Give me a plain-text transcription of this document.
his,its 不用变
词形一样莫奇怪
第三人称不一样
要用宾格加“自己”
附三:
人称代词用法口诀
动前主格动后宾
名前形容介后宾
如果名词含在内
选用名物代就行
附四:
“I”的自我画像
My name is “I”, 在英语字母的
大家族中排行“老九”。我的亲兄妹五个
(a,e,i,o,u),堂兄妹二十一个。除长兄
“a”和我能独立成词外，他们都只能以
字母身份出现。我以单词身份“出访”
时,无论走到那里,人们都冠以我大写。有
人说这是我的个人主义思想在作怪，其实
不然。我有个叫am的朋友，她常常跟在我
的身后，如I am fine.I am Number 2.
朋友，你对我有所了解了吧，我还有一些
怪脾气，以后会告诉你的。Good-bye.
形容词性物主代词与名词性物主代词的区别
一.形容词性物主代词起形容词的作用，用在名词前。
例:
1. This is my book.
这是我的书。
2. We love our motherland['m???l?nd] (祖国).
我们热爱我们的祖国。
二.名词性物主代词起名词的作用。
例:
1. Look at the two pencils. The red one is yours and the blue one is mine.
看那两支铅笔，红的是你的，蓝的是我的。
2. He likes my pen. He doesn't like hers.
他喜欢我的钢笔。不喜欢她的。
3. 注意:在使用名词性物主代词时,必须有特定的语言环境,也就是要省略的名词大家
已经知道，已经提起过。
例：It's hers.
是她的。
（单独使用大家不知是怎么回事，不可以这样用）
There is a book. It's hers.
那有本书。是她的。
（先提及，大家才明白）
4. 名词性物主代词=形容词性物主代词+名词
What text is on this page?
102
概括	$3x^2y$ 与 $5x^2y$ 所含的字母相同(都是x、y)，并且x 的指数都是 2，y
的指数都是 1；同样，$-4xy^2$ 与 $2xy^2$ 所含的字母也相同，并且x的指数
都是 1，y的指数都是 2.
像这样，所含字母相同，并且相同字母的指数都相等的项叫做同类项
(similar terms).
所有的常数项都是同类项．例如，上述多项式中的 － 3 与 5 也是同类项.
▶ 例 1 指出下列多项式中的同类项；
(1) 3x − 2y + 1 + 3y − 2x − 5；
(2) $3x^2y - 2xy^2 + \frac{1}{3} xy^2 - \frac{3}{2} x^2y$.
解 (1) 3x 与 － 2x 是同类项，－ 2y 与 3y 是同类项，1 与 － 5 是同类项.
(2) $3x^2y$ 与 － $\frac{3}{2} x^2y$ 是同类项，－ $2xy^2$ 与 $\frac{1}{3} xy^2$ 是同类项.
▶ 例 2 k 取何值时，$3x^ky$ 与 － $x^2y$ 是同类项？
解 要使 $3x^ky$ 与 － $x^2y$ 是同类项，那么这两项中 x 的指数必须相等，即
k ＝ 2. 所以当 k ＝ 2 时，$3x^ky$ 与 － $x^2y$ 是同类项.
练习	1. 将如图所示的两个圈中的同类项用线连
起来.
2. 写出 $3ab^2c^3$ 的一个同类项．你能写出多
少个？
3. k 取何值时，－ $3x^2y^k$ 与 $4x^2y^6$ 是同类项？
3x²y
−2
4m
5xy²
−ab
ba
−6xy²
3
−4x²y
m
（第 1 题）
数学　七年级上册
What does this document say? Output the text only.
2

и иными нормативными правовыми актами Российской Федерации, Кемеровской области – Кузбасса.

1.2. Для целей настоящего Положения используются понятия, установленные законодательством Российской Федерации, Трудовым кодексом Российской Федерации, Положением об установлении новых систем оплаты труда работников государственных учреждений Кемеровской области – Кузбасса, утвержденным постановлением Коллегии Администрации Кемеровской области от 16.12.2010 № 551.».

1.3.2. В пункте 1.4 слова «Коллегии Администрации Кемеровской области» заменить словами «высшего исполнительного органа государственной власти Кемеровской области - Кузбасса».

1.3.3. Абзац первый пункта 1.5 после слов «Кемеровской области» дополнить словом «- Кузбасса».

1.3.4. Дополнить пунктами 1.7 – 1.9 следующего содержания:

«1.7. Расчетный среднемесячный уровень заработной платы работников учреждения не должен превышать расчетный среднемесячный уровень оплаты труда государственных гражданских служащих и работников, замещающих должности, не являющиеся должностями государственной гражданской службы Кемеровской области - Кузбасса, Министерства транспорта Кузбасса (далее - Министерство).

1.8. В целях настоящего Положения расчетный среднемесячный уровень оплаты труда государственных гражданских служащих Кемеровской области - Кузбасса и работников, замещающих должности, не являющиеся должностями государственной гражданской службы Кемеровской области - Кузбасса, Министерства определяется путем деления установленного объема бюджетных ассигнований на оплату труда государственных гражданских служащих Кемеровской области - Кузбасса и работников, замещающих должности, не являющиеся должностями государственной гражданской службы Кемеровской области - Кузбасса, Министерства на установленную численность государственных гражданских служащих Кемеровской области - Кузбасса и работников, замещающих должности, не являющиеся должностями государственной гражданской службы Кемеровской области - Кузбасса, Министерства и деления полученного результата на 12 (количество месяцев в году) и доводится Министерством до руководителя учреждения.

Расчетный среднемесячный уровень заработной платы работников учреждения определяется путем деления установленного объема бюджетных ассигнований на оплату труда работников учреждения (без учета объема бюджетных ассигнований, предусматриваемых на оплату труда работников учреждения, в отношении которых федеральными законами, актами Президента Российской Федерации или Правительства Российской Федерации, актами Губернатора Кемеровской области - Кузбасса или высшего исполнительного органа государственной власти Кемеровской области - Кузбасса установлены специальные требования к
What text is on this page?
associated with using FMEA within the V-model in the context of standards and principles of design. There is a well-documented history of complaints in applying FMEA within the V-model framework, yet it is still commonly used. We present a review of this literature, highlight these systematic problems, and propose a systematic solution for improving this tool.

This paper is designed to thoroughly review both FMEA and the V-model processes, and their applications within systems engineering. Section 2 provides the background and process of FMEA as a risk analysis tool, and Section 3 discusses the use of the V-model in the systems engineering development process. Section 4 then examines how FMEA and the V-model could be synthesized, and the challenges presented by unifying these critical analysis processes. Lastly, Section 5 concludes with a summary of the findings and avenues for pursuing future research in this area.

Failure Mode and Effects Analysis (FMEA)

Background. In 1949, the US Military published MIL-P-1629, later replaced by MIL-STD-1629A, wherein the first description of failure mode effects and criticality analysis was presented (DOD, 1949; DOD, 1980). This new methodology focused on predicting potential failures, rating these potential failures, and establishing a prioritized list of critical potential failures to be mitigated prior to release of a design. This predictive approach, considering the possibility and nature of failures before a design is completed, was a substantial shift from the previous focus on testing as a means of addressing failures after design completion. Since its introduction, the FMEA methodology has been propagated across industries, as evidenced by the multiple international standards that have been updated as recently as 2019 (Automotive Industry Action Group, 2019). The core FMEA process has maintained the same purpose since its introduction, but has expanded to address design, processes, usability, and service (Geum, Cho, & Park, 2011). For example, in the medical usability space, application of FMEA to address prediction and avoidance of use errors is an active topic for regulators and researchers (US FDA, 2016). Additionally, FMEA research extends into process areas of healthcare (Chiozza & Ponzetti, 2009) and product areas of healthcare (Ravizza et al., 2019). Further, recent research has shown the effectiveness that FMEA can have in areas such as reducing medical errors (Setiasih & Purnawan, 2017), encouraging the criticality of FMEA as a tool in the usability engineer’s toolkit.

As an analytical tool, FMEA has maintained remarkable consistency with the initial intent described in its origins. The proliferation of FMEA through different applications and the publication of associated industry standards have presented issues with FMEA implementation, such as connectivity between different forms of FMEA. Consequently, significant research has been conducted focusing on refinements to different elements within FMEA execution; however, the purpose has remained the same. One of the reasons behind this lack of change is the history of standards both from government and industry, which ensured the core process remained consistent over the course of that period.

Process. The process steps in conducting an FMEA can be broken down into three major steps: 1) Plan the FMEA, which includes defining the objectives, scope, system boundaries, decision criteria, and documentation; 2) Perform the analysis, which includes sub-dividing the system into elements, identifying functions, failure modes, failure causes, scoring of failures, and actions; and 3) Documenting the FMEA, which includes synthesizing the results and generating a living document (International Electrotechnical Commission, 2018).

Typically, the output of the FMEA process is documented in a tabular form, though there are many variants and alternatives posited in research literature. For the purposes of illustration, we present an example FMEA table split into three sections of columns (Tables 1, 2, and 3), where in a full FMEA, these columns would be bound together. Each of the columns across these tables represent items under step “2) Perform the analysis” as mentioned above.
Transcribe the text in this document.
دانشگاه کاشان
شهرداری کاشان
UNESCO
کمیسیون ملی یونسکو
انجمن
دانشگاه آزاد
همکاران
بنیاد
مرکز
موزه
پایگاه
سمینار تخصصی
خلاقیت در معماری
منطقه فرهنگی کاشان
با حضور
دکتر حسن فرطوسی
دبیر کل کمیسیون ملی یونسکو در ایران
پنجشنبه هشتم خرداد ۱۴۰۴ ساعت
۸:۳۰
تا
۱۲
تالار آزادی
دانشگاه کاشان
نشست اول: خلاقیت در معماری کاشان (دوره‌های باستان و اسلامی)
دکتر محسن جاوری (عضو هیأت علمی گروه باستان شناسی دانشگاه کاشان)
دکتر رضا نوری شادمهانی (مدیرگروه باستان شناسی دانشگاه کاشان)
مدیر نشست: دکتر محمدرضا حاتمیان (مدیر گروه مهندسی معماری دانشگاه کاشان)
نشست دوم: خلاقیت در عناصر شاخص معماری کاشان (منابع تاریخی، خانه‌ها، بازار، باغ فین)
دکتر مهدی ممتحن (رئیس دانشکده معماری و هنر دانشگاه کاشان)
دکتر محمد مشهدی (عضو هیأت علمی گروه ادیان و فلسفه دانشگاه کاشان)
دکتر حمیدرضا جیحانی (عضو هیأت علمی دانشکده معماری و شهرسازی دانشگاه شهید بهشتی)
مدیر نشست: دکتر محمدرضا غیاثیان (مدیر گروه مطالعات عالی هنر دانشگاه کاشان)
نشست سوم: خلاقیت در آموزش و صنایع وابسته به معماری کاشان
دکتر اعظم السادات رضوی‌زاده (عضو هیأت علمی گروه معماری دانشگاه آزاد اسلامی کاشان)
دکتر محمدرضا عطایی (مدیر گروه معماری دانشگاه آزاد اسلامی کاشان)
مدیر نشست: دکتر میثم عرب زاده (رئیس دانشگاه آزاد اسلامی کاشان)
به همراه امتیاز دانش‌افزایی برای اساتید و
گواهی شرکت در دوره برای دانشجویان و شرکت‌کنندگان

[Work to be completed] Lines containing the word "Perform" are to be tallied; report only the total.

[Expected output] 2